# WHAT IS ASKED
Every record should be written out exactly, please.

Stored data
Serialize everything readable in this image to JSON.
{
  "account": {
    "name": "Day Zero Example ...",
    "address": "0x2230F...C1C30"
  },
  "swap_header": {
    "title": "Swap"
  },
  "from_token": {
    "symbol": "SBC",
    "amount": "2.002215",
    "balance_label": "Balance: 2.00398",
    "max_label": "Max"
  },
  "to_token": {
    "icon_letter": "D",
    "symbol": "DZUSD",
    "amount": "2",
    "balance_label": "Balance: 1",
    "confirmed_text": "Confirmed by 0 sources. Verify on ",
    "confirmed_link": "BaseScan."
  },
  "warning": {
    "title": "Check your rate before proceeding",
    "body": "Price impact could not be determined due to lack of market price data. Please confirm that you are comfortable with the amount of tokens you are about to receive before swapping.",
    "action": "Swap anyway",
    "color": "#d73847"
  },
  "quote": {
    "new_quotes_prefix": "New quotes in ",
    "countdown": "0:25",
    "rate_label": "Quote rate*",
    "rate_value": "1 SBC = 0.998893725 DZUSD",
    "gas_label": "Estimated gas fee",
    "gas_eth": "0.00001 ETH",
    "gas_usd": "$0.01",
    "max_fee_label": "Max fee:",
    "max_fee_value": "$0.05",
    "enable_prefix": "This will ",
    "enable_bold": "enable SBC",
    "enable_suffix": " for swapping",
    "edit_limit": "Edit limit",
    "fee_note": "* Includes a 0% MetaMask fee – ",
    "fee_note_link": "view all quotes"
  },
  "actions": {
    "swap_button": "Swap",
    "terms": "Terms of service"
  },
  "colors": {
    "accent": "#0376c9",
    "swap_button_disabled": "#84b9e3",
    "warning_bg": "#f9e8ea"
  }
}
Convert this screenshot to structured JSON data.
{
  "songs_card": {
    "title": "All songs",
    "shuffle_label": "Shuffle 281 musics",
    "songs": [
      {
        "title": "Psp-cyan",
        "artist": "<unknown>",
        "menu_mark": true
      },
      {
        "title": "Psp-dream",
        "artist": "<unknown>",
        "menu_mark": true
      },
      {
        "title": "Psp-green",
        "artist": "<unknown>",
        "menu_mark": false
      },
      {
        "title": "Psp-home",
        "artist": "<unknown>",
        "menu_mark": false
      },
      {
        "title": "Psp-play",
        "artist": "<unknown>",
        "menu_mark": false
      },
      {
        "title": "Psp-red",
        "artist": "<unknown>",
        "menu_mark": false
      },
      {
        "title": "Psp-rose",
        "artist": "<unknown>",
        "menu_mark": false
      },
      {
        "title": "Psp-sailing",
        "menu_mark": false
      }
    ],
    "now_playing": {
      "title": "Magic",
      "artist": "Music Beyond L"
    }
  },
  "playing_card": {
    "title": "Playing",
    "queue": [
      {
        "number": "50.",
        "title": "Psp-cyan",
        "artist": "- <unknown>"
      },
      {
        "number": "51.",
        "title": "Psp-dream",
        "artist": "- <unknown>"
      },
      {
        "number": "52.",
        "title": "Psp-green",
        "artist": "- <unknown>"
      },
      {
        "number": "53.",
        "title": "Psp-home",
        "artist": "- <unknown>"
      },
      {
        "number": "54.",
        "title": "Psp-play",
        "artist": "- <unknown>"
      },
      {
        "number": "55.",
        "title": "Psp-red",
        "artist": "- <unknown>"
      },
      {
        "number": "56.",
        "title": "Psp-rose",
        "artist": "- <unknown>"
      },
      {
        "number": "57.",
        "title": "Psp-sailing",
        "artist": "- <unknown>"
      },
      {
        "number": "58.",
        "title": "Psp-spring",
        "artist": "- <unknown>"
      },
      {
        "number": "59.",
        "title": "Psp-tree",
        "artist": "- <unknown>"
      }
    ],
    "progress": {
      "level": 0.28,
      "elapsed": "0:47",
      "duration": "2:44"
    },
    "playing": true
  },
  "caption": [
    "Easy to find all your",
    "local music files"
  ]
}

# ANSWER TO THE EXERCISE
Serialize everything readable in this image to JSON.
{
  "account": {
    "name": "Day Zero Example ...",
    "address": "0x2230F...C1C30"
  },
  "swap_header": {
    "title": "Swap"
  },
  "from_token": {
    "symbol": "SBC",
    "amount": "2.002215",
    "balance_label": "Balance: 2.00398",
    "max_label": "Max"
  },
  "to_token": {
    "icon_letter": "D",
    "symbol": "DZUSD",
    "amount": "2",
    "balance_label": "Balance: 1",
    "confirmed_text": "Confirmed by 0 sources. Verify on ",
    "confirmed_link": "BaseScan."
  },
  "warning": {
    "title": "Check your rate before proceeding",
    "body": "Price impact could not be determined due to lack of market price data. Please confirm that you are comfortable with the amount of tokens you are about to receive before swapping.",
    "action": "Swap anyway",
    "color": "#d73847"
  },
  "quote": {
    "new_quotes_prefix": "New quotes in ",
    "countdown": "0:25",
    "rate_label": "Quote rate*",
    "rate_value": "1 SBC = 0.998893725 DZUSD",
    "gas_label": "Estimated gas fee",
    "gas_eth": "0.00001 ETH",
    "gas_usd": "$0.01",
    "max_fee_label": "Max fee:",
    "max_fee_value": "$0.05",
    "enable_prefix": "This will ",
    "enable_bold": "enable SBC",
    "enable_suffix": " for swapping",
    "edit_limit": "Edit limit",
    "fee_note": "* Includes a 0% MetaMask fee – ",
    "fee_note_link": "view all quotes"
  },
  "actions": {
    "swap_button": "Swap",
    "terms": "Terms of service"
  },
  "colors": {
    "accent": "#0376c9",
    "swap_button_disabled": "#84b9e3",
    "warning_bg": "#f9e8ea"
  }
}
Convert this screenshot to structured JSON data.
{
  "songs_card": {
    "title": "All songs",
    "shuffle_label": "Shuffle 281 musics",
    "songs": [
      {
        "title": "Psp-cyan",
        "artist": "<unknown>",
        "menu_mark": true
      },
      {
        "title": "Psp-dream",
        "artist": "<unknown>",
        "menu_mark": true
      },
      {
        "title": "Psp-green",
        "artist": "<unknown>",
        "menu_mark": false
      },
      {
        "title": "Psp-home",
        "artist": "<unknown>",
        "menu_mark": false
      },
      {
        "title": "Psp-play",
        "artist": "<unknown>",
        "menu_mark": false
      },
      {
        "title": "Psp-red",
        "artist": "<unknown>",
        "menu_mark": false
      },
      {
        "title": "Psp-rose",
        "artist": "<unknown>",
        "menu_mark": false
      },
      {
        "title": "Psp-sailing",
        "menu_mark": false
      }
    ],
    "now_playing": {
      "title": "Magic",
      "artist": "Music Beyond L"
    }
  },
  "playing_card": {
    "title": "Playing",
    "queue": [
      {
        "number": "50.",
        "title": "Psp-cyan",
        "artist": "- <unknown>"
      },
      {
        "number": "51.",
        "title": "Psp-dream",
        "artist": "- <unknown>"
      },
      {
        "number": "52.",
        "title": "Psp-green",
        "artist": "- <unknown>"
      },
      {
        "number": "53.",
        "title": "Psp-home",
        "artist": "- <unknown>"
      },
      {
        "number": "54.",
        "title": "Psp-play",
        "artist": "- <unknown>"
      },
      {
        "number": "55.",
        "title": "Psp-red",
        "artist": "- <unknown>"
      },
      {
        "number": "56.",
        "title": "Psp-rose",
        "artist": "- <unknown>"
      },
      {
        "number": "57.",
        "title": "Psp-sailing",
        "artist": "- <unknown>"
      },
      {
        "number": "58.",
        "title": "Psp-spring",
        "artist": "- <unknown>"
      },
      {
        "number": "59.",
        "title": "Psp-tree",
        "artist": "- <unknown>"
      }
    ],
    "progress": {
      "level": 0.28,
      "elapsed": "0:47",
      "duration": "2:44"
    },
    "playing": true
  },
  "caption": [
    "Easy to find all your",
    "local music files"
  ]
}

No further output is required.